Исходный текст:
^^^^^^^^

У каждого своя смерть, и, конечно, самое ужасное — неуверенность, остающаяся у зрителей, — кто же тащит за собой живого: мертвый ли это, а может, то бестелесная смерть, смерть, которая для всех одна и та же и которая тащит каждого к его собственной кончине?
То, что именно так был поставлен этот танец-спектакль, в котором действуют тщеславие недолговечных иерархий и эфемерность человеческой уверенности в себе, не должно удивлять нас, как не должно удивлять нас и то, что танец этот исполняют на кладбище.
Танец — заклинание, кладбище — место встречи, и танец на кладбище вписывается с самого начала средних веков в ритуалы, более сатанинские, нежели литургические; христианство не смогло отказаться от этого
Впрочем, смех — это не улыбка. Над смертью смеются, не профанируя ее, но никто не стал бы взирать на нее с улыбкой. «Я смеюсь, плача» — наивнейшее противоречие Вийона, и оно не лишено смысла. Смеяться над смертью столь же непристойно, как и смеяться над уродством карлика. Назвать злым общество, рассматривающее себя в выбранном им самим зеркале, — значит ничего не понять в смехе средневековья. Безумец, глупец и жонглер — три ипостаси зеркала, которые мир терпит и которые участвуют в проповеди морали. Что Смерть натягивает на себя платье жонглера и пляшет фарандолу — это не насмешка над Святостью, а насмешка над устройством Мира. Танец — это обряд, и смеяться над ним — значит понимать его.
Обряд стал темой. Ею завладели поэт и артист. «Пляска смерти» на стене часовни кладбища Невинноубиенных младенцев — с 1425 года; Гийо Маршан опубликует ее текст с великолепными гравюрами в 1485 году. Во Франции Франсуа Вийона «Пляска смерти» так же известна, как и «Последний Судный день» во Франции времен святого Бернара. В праздники ее исполняют на площадях. Каждый вводит в нее свой персонаж, соответствующий его фантазии или его положению в обществе. Главенствует там монах. Доминиканец и францисканец выступают на равных. Всех радует, когда среди действующих лиц оказываются сержант, сборщик налогов и ростовщик.
Есть там и женщины, которым отдают дань учтивости в последний раз. Неизвестно, был ли утонченный Марциал Овернский автором, создавшим «Приговор Любви», но существует и «Пляска смерти женщин», и это произведение как нельзя лучше говорит о глубоком смысле действа, отнюдь не кощунственного. Насмешка здесь — это суждение о человеческих ценностях, а гротеск — всего лишь барочное выражение чувственности, на которую Аристотель не оказывает более сдерживающего влияния. Герцогиня плачет оттого, что умирает в тридцать лет, а маленькая девочка откладывает в сторону куклу, веря, что у праздника будет продолжение.

^^^^^^^^

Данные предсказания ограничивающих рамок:
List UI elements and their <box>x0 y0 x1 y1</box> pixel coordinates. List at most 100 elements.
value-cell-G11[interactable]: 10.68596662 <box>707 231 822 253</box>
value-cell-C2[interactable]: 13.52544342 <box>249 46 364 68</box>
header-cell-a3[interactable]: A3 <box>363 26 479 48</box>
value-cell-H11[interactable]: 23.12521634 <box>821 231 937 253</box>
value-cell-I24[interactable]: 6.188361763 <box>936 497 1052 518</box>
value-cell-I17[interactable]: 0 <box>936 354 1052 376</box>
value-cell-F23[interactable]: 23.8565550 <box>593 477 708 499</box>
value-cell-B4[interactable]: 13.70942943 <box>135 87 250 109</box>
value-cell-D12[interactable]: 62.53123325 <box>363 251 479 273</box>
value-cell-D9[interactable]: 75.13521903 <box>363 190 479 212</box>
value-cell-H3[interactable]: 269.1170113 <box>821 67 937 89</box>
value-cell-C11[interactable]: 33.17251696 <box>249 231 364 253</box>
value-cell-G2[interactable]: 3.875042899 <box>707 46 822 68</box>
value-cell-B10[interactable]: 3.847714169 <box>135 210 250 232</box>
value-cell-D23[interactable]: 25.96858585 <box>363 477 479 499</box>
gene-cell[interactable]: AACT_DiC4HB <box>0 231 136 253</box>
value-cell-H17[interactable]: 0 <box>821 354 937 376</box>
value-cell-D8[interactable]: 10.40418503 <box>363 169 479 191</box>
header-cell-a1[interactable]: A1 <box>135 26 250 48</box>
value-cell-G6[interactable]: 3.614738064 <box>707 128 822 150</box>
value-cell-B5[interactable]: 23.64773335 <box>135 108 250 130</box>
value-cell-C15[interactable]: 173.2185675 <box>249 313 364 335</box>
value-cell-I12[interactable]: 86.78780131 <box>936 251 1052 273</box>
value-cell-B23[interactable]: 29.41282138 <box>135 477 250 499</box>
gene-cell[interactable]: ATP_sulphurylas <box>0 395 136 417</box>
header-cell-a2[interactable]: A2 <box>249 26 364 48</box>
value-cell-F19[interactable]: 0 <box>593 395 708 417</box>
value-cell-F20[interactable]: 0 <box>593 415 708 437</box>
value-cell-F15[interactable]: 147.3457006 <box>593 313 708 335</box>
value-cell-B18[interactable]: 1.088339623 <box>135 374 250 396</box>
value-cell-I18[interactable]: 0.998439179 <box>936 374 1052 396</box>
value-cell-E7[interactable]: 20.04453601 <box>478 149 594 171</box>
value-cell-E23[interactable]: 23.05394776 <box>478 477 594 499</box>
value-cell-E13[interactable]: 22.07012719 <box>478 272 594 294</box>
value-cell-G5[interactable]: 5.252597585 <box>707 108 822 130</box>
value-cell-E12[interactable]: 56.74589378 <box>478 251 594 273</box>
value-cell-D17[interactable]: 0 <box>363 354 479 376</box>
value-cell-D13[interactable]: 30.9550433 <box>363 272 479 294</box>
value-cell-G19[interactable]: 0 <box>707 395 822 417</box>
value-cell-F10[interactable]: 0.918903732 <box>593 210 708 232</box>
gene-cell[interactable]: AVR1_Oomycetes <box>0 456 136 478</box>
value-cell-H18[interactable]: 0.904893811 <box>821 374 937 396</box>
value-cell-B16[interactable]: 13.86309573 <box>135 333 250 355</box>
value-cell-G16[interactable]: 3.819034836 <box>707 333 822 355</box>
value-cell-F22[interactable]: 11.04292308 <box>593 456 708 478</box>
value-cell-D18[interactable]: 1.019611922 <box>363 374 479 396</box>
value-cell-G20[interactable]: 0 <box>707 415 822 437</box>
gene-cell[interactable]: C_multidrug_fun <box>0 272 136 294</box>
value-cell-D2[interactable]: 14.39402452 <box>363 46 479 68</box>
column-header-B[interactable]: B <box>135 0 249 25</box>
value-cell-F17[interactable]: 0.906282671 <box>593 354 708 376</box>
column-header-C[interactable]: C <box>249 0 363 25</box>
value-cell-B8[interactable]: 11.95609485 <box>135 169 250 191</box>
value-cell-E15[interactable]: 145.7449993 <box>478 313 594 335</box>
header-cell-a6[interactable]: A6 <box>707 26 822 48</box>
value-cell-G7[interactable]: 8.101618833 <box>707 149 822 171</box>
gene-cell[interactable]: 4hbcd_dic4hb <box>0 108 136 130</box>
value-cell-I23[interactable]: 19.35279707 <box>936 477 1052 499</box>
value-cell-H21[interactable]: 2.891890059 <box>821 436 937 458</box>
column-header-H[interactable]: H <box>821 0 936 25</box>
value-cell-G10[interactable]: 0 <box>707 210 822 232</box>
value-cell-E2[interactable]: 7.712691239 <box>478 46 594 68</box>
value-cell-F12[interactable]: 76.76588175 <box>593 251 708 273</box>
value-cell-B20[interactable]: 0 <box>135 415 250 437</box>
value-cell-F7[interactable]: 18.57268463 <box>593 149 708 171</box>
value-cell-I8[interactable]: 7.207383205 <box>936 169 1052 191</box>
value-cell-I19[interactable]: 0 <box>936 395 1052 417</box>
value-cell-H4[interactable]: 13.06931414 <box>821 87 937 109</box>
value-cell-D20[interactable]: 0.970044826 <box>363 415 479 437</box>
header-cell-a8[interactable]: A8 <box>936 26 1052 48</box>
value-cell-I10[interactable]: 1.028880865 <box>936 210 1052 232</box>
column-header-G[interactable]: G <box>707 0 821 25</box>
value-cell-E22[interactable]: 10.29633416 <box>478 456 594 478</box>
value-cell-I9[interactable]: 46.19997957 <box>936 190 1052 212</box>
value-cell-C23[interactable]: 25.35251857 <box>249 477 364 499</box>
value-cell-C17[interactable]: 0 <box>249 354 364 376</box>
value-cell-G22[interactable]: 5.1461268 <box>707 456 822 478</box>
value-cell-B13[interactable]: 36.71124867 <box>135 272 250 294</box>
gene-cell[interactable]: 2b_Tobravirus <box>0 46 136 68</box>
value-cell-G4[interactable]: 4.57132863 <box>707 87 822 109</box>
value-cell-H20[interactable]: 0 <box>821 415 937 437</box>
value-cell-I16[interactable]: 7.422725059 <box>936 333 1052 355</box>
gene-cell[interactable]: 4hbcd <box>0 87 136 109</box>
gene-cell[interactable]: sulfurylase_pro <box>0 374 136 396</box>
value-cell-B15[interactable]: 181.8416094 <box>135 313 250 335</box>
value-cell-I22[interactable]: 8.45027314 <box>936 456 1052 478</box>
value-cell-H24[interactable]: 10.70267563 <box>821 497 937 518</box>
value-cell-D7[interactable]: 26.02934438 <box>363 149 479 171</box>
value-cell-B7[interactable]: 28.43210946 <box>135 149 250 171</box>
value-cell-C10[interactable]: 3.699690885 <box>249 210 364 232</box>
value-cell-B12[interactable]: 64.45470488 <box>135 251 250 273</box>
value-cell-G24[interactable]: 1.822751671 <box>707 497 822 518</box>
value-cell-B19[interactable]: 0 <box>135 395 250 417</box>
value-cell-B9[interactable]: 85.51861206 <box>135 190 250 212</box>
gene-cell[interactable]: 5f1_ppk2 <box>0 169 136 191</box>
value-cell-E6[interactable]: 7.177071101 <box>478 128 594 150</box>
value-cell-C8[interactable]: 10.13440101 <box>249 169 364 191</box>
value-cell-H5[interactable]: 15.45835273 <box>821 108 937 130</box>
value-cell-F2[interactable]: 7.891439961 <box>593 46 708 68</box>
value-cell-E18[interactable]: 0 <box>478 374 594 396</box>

^^^^^^^^

Задания для выполнения:
[A] В каком году, согласно тексту о средневековой «Пляске смерти», Гийо Маршан опубликует ее текст с гравюрами?
[B] Продолжите текст о средневековой «Пляске смерти» после его последнего предложения.
Листинг для работы не понадобится.

Ваши ответы:
[A] В 1485 году.

[B]
Строфы Вийона вписываются в традицию «Пляски смерти», и не только потому, что смерть повсюду вмешивается в жизнь. Смерть с косой ведет танец, и если Неизбежным было начало, то Неумолимым становится конец. Принижение веры, пожалуй, но также и возвышение человеческих ценностей. Судьба людей измеряется эталоном жизни, а не вечности. Равенство перед смертью заменяется равенством перед Судом Бога.
На тимпанах XIII века изображен кортеж испуганных осужденных, но также и процессия избранников, ведомых к свету, в Авраамово царство. И тут поэта постигает разочарование, и в стихах появляются епископ и папа, школяр и торговец. «Пляска смерти» не знает деления на доброе семя и плевелы: ничто не отличает избранных и обреченных. Вийон может вновь повести свой кортеж, где царствует насмешливая иерархия танца.
Первым идет папа — «как самый достойный сеньор», говорит Гийо Маршан. Потом очередь императора, вынужденного оставить знак императорской власти в форме золотого шара: «Оставить надо золотой, круглый плод!» Затем следует кардинал, за ним — король.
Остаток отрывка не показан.